> Excerpted passage
:::::

# ULTIMATE DEER GUN,...OR JUST PLAIN FUN READING....



## Danimal (Sep 9, 2005)

http://www.buckstix.com/howitzer.htm


----------



## HUNTNFISHND (Mar 16, 2004)

:lol: :lol:


----------



## WingedShooter7 (Oct 28, 2005)

:lol: :withstupid: :lol: :beer:


----------



## Remington 7400 (Dec 14, 2005)

Anybody have a brass rod big enough to mill a 12 pound howitzer barrel from?
:beer: 
:sniper:


----------



## greenheadfallon (Oct 19, 2005)

Sounds like my kind of gun! :sniper:


----------



## natemil373 (Dec 3, 2005)

Heck, I thought this was a joke when I first started to read this, but I think that he is serious. Neat.


----------



## PAwoodsman (Jan 10, 2006)

That gives me some new ideas about deer huntin tatics

:lol:


----------



## Hawkseye (Nov 21, 2005)

I'd have to put a scope on it, though..


----------



## MossyMO (Feb 12, 2004)

OK, this guy is crazy !!!

:::::

> Dataset content
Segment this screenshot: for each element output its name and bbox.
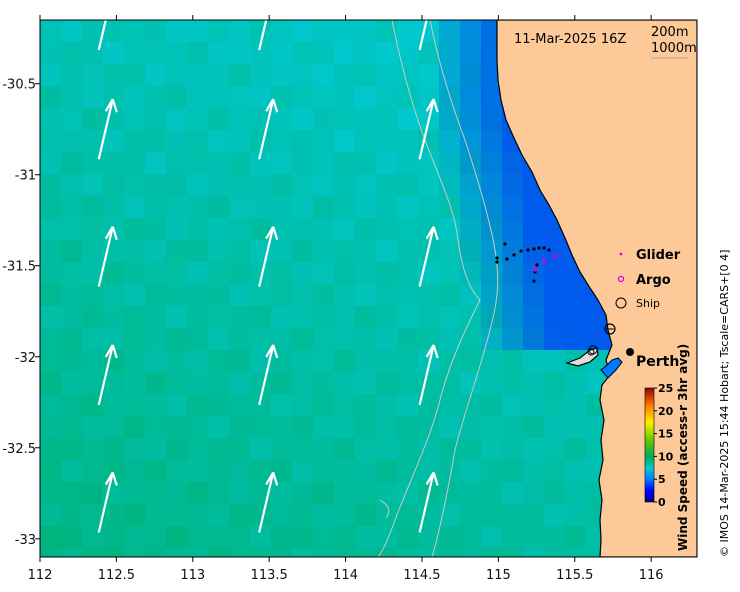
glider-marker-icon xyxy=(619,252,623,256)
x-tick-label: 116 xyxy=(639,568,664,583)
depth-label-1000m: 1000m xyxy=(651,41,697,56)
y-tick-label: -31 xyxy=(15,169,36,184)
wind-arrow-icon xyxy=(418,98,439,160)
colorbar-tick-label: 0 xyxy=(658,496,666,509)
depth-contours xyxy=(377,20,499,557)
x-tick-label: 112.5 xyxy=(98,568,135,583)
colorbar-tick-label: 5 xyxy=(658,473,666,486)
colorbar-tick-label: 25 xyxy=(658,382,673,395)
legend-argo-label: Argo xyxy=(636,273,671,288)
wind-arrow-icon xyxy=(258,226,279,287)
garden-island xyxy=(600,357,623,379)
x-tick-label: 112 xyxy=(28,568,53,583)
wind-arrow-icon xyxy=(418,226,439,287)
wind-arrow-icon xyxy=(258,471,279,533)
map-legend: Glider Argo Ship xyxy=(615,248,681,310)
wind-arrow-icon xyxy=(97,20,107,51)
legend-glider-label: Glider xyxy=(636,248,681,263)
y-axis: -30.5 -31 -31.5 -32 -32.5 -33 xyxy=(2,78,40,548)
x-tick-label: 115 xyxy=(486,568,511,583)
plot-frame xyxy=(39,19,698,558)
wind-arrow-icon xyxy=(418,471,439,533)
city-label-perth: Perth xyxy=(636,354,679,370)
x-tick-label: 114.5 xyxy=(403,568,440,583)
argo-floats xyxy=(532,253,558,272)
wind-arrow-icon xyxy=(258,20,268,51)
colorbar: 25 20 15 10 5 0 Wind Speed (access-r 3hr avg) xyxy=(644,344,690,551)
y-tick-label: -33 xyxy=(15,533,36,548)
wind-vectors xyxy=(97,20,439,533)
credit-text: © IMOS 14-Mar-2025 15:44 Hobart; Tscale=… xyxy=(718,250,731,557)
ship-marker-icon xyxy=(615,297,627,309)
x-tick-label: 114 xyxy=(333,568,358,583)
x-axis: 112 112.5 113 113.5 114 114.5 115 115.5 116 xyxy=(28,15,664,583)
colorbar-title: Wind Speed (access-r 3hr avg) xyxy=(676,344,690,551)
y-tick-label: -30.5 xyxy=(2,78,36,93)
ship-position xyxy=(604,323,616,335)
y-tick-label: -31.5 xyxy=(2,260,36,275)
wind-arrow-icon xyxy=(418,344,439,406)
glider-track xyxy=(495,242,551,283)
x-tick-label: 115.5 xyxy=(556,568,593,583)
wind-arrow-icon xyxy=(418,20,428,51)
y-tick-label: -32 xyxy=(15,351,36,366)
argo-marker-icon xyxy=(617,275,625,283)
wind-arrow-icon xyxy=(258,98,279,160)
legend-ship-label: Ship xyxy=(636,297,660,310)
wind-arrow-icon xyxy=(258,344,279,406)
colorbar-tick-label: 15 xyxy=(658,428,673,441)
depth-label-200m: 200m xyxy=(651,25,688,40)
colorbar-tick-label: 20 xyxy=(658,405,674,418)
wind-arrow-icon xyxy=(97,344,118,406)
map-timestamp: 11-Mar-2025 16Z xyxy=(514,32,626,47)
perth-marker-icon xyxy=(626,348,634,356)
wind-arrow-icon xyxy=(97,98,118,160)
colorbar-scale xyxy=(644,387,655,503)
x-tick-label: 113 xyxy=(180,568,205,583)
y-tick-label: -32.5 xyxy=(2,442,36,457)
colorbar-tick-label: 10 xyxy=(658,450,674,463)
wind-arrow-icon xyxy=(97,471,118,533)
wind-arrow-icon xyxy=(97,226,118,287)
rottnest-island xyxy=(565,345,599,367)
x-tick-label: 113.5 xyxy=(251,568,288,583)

:::::

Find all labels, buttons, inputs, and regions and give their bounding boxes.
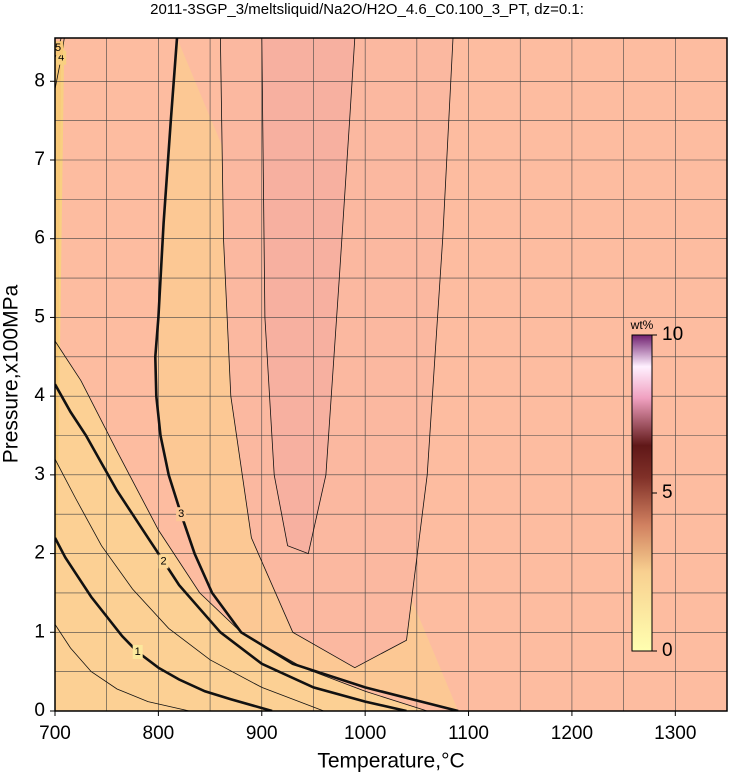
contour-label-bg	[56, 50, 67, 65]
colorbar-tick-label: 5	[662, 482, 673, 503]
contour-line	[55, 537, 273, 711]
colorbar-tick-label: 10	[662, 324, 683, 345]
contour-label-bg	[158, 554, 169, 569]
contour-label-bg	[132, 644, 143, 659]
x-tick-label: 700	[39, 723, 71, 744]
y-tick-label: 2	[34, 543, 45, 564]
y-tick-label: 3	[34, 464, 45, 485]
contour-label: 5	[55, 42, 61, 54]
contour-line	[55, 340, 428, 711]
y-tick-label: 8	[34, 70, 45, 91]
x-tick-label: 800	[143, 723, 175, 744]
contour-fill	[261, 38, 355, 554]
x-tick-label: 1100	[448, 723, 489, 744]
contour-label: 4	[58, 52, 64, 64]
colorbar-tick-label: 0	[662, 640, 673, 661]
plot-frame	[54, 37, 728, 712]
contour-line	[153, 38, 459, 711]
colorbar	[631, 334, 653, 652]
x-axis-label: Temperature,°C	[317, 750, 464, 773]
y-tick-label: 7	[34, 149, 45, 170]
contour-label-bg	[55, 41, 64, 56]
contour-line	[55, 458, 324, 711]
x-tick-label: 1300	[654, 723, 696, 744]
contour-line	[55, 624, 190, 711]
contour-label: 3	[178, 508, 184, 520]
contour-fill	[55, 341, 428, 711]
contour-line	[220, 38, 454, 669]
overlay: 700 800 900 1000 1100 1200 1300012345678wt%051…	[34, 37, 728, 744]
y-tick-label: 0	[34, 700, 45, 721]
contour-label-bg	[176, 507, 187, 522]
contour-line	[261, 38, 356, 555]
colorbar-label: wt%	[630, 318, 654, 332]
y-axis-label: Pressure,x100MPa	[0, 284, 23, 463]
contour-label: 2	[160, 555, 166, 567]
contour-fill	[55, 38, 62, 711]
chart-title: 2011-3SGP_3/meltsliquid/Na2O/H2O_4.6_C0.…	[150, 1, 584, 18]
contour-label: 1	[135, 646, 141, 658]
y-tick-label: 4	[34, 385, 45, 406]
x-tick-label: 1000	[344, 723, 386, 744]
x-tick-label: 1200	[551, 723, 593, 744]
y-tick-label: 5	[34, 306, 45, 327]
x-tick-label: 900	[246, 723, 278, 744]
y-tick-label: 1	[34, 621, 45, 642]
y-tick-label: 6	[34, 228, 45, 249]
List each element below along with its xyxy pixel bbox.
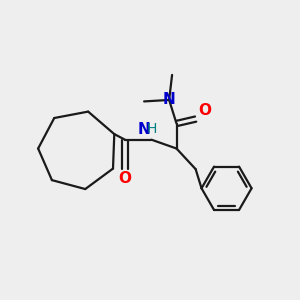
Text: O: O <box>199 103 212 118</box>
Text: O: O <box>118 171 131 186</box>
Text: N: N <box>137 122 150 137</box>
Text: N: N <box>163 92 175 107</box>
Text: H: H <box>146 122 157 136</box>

:::::

> Problems and tasks
1. In the deer gun forum thread, what does Remington 7400 ask whether anybody has?
2. Return the part of the deer gun forum thread that begins at the words "## Remington 7400" and stops after the words "(Oct 19, 2005)".
3. Supply the next part of the deer gun forum thread, continuing from its last post.
The data come from a source unrelated to the deer gun forum thread.

> Task responses
1. A brass rod big enough to mill a 12 pound howitzer barrel from.

2.
## Remington 7400 (Dec 14, 2005)

Anybody have a brass rod big enough to mill a 12 pound howitzer barrel from?
:beer: 
:sniper:


----------



## greenheadfallon (Oct 19, 2005)

3.
----------



## goosehunter29 (Sep 23, 2003)

wow........that is awesome


----------



## nutt (Jan 17, 2006)

thats halarious


----------



## bowshot (Feb 15, 2006)

what about using it on flocks of geese with say a load of .32 steel ball bearings, but seriousley that has to be one of the best hunting stories ever


----------



## Hawkseye (Nov 21, 2005)

They used to actually have "goose guns" that were designed to throw out huge amounts of shot into flocks of geese that could take 50 birds with one shot...not too much unlike the portrayed cannon...


----------



## honkbuster3 (Jan 11, 2006)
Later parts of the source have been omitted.